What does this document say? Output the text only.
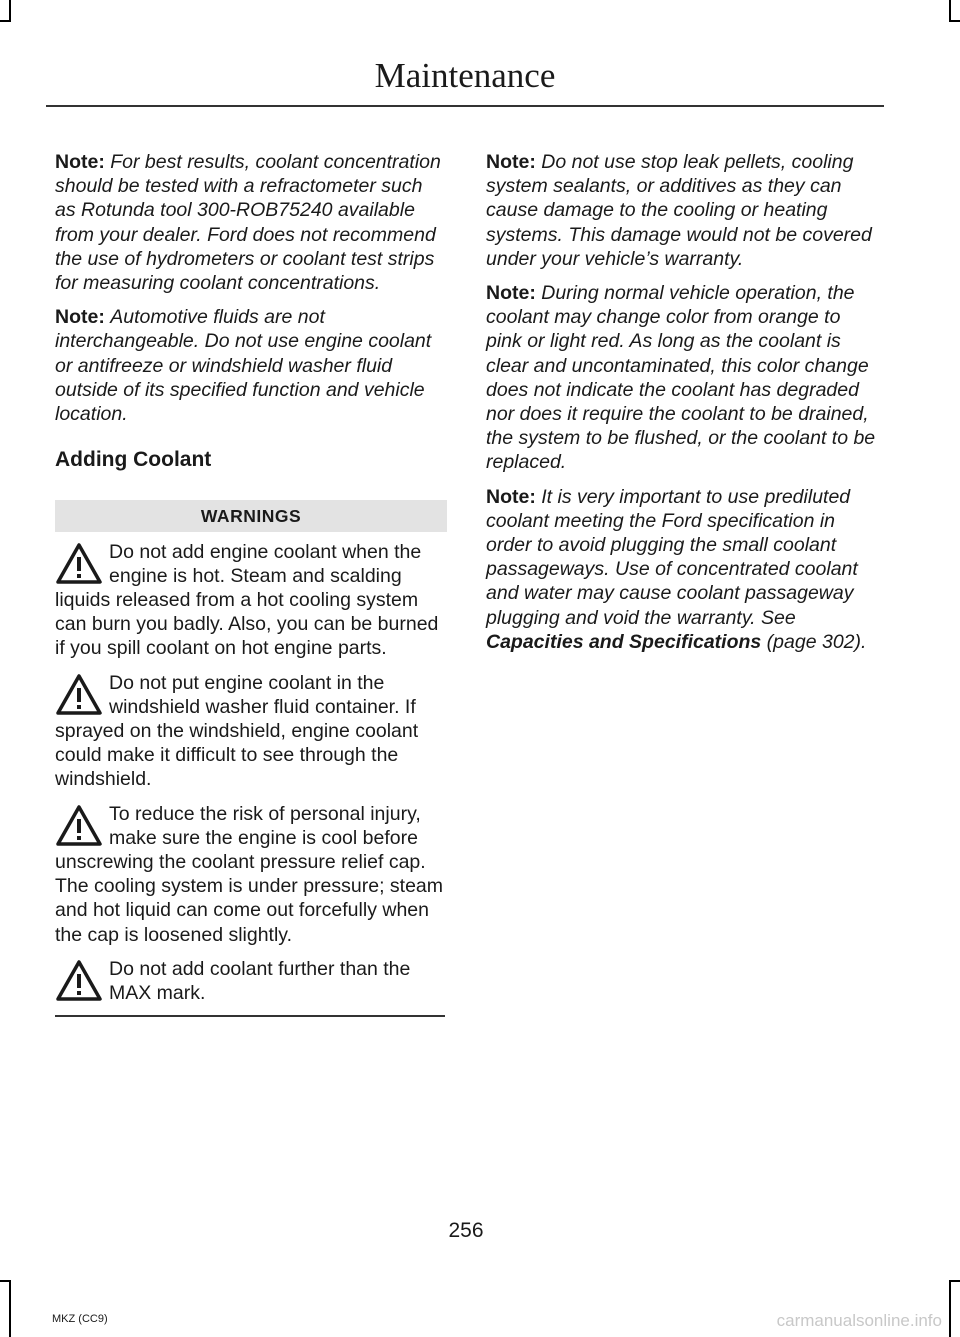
Maintenance

Note: For best results, coolant concentration should be tested with a refractometer such as Rotunda tool 300-ROB75240 available from your dealer. Ford does not recommend the use of hydrometers or coolant test strips for measuring coolant concentrations.

Note: Automotive fluids are not interchangeable. Do not use engine coolant or antifreeze or windshield washer fluid outside of its specified function and vehicle location.

Adding Coolant
WARNINGS
Do not add engine coolant when the engine is hot. Steam and scalding liquids released from a hot cooling system can burn you badly. Also, you can be burned if you spill coolant on hot engine parts.
Do not put engine coolant in the windshield washer fluid container. If sprayed on the windshield, engine coolant could make it difficult to see through the windshield.
To reduce the risk of personal injury, make sure the engine is cool before unscrewing the coolant pressure relief cap. The cooling system is under pressure; steam and hot liquid can come out forcefully when the cap is loosened slightly.
Do not add coolant further than the MAX mark.

Note: Do not use stop leak pellets, cooling system sealants, or additives as they can cause damage to the cooling or heating systems. This damage would not be covered under your vehicle’s warranty.

Note: During normal vehicle operation, the coolant may change color from orange to pink or light red. As long as the coolant is clear and uncontaminated, this color change does not indicate the coolant has degraded nor does it require the coolant to be drained, the system to be flushed, or the coolant to be replaced.

Note: It is very important to use prediluted coolant meeting the Ford specification in order to avoid plugging the small coolant passageways. Use of concentrated coolant and water may cause coolant passageway plugging and void the warranty. See Capacities and Specifications (page 302).

256
MKZ (CC9)	carmanualsonline.info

§

Your goal »
Print the full listing exactly, dropping the pictures.

Full solution »
What does this document say? Output the text only.
Maintenance

Note: For best results, coolant concentration should be tested with a refractometer such as Rotunda tool 300-ROB75240 available from your dealer. Ford does not recommend the use of hydrometers or coolant test strips for measuring coolant concentrations.

Note: Automotive fluids are not interchangeable. Do not use engine coolant or antifreeze or windshield washer fluid outside of its specified function and vehicle location.

Adding Coolant
WARNINGS
Do not add engine coolant when the engine is hot. Steam and scalding liquids released from a hot cooling system can burn you badly. Also, you can be burned if you spill coolant on hot engine parts.
Do not put engine coolant in the windshield washer fluid container. If sprayed on the windshield, engine coolant could make it difficult to see through the windshield.
To reduce the risk of personal injury, make sure the engine is cool before unscrewing the coolant pressure relief cap. The cooling system is under pressure; steam and hot liquid can come out forcefully when the cap is loosened slightly.
Do not add coolant further than the MAX mark.

Note: Do not use stop leak pellets, cooling system sealants, or additives as they can cause damage to the cooling or heating systems. This damage would not be covered under your vehicle’s warranty.

Note: During normal vehicle operation, the coolant may change color from orange to pink or light red. As long as the coolant is clear and uncontaminated, this color change does not indicate the coolant has degraded nor does it require the coolant to be drained, the system to be flushed, or the coolant to be replaced.

Note: It is very important to use prediluted coolant meeting the Ford specification in order to avoid plugging the small coolant passageways. Use of concentrated coolant and water may cause coolant passageway plugging and void the warranty. See Capacities and Specifications (page 302).

256
MKZ (CC9)	carmanualsonline.info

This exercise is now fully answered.